**The problem:** List each line in which the string "threshold" appears.

**Supplied records:**
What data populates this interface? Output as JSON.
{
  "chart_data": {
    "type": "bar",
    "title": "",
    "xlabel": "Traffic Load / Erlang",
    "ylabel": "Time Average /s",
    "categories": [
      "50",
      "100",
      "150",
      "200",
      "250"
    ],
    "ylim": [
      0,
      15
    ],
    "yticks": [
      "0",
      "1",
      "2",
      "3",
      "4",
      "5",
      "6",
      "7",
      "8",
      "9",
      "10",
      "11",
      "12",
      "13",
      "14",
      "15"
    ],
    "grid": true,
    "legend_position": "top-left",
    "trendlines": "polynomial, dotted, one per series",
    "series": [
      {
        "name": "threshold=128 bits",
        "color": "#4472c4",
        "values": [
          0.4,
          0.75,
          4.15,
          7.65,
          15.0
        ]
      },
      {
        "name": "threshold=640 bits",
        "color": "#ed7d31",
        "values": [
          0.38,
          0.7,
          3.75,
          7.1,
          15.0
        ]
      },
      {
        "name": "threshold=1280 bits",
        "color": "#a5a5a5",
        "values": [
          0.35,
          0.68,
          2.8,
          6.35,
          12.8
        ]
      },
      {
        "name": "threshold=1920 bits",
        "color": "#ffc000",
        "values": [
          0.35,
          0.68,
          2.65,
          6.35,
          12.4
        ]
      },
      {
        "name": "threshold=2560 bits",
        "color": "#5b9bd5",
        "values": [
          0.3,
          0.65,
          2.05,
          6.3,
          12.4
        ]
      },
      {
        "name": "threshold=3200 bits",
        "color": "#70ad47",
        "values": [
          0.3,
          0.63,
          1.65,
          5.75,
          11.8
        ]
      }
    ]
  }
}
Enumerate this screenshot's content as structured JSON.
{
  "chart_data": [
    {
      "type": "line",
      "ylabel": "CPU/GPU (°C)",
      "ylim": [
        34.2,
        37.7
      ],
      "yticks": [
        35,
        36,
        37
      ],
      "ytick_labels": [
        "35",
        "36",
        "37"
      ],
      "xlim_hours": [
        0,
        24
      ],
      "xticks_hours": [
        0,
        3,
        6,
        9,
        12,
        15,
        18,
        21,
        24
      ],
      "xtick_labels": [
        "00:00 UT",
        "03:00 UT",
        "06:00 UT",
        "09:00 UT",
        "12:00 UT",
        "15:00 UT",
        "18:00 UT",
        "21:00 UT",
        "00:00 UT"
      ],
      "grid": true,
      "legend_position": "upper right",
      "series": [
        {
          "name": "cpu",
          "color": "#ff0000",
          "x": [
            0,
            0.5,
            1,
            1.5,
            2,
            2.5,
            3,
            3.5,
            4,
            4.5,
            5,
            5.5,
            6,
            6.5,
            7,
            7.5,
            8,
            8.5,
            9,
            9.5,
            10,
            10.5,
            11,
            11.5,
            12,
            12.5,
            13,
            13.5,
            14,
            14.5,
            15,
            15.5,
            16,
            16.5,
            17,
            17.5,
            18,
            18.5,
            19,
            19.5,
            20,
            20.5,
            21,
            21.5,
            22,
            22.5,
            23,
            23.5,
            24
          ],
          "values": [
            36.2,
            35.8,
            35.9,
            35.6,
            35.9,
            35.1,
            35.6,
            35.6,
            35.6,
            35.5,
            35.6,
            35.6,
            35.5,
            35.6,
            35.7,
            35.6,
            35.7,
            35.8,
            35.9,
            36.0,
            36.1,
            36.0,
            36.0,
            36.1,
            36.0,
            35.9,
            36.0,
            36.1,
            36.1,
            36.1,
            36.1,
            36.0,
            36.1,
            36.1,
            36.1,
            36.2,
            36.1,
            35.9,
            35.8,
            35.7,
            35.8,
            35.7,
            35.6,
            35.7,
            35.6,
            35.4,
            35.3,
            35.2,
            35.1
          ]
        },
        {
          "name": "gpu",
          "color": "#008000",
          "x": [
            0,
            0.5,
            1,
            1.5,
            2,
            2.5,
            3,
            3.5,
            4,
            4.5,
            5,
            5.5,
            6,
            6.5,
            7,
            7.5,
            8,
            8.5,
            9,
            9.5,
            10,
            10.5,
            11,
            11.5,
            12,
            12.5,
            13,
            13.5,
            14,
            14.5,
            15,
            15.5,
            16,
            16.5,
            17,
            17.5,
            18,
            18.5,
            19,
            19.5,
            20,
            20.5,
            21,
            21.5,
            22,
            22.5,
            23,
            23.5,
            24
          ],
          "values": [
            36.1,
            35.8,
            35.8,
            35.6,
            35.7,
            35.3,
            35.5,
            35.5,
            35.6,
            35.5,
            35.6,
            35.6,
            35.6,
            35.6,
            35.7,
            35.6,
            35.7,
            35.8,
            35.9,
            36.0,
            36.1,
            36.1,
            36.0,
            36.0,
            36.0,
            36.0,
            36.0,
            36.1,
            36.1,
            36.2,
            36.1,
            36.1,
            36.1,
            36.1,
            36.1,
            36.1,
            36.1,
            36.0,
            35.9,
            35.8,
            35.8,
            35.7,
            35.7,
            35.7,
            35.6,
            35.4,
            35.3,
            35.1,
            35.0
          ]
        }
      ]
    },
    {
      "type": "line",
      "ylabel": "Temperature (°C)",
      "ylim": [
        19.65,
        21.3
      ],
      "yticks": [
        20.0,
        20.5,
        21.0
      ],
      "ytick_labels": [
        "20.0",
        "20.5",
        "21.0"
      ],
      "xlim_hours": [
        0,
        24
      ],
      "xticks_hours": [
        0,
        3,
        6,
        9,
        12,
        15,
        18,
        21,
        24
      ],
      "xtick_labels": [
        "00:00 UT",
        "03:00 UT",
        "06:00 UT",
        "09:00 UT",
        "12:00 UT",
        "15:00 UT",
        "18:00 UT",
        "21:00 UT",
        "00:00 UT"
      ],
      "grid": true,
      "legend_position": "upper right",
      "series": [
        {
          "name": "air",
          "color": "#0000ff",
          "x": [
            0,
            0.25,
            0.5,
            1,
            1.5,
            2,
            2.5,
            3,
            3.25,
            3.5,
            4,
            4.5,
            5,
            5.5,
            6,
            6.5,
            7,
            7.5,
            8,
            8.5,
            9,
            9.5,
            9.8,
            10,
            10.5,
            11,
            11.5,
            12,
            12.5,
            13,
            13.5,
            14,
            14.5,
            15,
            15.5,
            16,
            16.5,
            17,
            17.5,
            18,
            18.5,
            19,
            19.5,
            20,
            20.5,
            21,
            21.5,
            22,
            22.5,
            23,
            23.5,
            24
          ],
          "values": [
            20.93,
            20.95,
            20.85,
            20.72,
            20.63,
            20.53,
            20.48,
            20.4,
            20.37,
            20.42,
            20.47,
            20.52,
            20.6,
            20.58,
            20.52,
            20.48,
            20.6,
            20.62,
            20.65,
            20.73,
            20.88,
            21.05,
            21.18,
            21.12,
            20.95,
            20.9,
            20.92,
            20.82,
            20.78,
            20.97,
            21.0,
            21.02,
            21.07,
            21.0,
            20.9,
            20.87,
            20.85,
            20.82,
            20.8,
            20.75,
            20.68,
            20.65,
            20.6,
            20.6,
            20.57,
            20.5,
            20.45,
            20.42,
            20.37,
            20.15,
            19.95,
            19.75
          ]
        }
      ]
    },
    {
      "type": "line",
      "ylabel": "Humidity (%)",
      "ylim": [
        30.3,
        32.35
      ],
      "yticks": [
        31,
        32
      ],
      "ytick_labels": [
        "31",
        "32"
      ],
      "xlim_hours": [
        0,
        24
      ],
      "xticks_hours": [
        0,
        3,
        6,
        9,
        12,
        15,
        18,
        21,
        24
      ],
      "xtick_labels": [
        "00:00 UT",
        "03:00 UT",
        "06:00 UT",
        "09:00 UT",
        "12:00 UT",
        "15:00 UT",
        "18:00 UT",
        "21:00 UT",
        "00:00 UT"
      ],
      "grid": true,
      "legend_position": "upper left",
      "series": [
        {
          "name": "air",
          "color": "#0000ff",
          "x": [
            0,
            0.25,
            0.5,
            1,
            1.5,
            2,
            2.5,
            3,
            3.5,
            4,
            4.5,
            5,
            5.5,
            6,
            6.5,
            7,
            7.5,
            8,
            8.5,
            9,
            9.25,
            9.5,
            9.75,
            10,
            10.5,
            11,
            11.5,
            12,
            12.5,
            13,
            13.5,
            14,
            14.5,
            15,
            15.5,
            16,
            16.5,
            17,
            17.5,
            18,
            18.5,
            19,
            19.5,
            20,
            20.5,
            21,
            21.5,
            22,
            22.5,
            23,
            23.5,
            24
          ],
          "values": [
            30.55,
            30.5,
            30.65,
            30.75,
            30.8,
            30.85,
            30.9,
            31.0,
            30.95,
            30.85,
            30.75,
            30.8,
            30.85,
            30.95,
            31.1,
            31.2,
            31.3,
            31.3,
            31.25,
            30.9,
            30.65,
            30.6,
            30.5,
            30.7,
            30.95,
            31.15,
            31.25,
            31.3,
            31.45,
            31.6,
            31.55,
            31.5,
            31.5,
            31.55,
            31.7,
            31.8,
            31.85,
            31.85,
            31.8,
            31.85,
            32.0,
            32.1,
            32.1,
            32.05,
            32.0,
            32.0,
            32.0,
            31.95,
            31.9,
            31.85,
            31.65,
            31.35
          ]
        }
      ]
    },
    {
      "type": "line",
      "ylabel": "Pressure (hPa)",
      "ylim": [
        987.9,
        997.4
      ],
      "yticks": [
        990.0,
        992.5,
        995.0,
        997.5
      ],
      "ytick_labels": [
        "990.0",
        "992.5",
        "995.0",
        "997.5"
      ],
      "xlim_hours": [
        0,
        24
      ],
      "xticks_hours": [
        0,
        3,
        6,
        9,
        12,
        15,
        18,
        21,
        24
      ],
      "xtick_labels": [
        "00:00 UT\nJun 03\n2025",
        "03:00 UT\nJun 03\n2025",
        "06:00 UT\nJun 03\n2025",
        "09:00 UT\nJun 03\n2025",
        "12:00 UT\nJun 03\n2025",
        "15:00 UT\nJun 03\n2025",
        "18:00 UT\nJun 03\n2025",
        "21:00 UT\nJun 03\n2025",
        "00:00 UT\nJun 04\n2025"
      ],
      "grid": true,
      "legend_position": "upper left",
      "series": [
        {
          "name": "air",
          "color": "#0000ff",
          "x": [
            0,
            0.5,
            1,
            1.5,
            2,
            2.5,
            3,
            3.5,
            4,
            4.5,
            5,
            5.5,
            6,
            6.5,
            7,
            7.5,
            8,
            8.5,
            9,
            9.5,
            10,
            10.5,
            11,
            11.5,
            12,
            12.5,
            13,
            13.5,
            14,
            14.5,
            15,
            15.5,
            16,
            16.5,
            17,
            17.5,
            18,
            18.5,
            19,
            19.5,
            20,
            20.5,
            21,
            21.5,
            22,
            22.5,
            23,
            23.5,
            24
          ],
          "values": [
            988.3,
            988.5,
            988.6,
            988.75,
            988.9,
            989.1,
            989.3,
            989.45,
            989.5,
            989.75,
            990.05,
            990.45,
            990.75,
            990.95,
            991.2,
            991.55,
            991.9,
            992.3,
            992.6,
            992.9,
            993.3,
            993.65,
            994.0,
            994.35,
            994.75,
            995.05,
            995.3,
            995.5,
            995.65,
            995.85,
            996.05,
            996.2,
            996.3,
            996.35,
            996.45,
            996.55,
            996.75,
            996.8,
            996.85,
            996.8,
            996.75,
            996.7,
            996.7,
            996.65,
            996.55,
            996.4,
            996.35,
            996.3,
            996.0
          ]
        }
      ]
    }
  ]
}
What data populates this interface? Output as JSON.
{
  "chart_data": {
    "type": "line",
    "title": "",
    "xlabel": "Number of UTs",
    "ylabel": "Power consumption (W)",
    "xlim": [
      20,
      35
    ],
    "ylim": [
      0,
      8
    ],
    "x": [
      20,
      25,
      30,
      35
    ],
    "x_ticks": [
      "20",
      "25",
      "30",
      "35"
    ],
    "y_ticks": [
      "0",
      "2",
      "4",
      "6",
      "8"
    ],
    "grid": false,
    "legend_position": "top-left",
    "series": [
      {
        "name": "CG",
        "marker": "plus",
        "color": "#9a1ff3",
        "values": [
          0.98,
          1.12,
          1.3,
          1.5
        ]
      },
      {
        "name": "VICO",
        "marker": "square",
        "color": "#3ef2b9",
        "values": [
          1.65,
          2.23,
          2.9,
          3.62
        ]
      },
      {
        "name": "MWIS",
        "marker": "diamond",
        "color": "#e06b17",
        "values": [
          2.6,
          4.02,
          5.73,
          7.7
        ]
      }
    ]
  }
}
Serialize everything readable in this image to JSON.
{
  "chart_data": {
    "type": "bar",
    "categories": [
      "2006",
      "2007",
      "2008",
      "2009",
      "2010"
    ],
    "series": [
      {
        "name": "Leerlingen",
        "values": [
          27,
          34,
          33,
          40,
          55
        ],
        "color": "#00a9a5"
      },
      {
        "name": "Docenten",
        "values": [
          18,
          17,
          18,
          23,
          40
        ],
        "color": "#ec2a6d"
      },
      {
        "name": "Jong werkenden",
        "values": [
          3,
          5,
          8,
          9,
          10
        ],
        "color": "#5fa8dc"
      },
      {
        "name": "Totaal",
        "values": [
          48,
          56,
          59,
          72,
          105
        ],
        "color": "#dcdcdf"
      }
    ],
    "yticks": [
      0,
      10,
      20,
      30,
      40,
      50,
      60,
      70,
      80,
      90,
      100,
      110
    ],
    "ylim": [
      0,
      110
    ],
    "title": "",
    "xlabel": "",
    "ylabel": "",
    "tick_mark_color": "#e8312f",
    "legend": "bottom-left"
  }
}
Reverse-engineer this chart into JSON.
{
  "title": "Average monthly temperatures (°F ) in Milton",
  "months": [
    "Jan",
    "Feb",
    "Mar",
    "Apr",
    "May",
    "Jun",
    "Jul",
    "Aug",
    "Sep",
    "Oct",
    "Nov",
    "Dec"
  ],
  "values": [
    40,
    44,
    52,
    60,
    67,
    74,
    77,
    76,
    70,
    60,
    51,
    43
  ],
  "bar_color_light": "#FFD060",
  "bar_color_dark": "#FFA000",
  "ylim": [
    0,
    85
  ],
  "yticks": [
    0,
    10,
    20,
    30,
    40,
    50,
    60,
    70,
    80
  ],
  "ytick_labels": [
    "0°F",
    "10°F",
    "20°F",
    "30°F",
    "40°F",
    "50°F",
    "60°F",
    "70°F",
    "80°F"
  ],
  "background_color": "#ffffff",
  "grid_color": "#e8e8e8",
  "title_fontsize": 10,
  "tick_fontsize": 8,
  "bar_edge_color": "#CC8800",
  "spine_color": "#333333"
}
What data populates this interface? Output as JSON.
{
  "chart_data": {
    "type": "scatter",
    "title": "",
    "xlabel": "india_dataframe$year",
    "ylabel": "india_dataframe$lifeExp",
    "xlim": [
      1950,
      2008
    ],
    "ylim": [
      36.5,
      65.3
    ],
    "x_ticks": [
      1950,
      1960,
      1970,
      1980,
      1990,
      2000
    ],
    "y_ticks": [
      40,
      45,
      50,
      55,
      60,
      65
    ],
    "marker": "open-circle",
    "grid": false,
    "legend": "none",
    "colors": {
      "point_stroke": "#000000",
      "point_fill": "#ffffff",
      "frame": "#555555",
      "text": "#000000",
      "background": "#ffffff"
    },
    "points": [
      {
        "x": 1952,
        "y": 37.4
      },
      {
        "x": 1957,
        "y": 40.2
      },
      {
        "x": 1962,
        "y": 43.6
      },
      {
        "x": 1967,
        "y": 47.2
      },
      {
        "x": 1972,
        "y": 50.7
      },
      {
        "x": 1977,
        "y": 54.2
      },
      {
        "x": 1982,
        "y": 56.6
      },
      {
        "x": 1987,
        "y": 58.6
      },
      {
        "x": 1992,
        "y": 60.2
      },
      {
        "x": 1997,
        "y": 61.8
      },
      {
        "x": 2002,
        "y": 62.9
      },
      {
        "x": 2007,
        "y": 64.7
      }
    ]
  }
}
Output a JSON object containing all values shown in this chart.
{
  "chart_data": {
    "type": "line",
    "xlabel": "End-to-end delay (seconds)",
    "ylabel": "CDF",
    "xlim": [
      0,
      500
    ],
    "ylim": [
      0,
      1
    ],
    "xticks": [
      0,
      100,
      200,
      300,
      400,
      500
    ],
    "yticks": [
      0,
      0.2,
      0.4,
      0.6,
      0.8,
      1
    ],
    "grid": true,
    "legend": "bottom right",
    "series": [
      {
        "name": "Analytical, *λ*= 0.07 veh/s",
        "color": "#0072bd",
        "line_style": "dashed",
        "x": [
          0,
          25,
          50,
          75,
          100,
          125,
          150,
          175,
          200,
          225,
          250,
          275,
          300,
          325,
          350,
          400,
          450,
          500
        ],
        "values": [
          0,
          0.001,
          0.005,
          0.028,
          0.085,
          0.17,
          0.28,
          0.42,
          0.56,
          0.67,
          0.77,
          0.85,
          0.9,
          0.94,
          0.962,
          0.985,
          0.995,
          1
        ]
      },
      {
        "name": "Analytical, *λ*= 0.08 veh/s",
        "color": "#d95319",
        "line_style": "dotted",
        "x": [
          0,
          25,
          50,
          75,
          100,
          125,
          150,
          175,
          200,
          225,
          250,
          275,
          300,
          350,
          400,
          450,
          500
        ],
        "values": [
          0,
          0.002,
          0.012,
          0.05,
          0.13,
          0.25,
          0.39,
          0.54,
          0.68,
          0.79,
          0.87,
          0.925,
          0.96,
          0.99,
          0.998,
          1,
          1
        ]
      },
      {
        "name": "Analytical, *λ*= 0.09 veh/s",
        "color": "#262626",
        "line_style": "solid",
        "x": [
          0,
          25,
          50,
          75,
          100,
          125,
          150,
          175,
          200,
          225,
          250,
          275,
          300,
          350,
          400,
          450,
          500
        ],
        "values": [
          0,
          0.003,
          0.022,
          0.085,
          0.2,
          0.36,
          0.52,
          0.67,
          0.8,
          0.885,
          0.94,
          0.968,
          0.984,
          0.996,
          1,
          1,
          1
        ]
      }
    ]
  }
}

**Full answer:**
        "name": "threshold=128 bits",
        "name": "threshold=640 bits",
        "name": "threshold=1280 bits",
        "name": "threshold=1920 bits",
        "name": "threshold=2560 bits",
        "name": "threshold=3200 bits",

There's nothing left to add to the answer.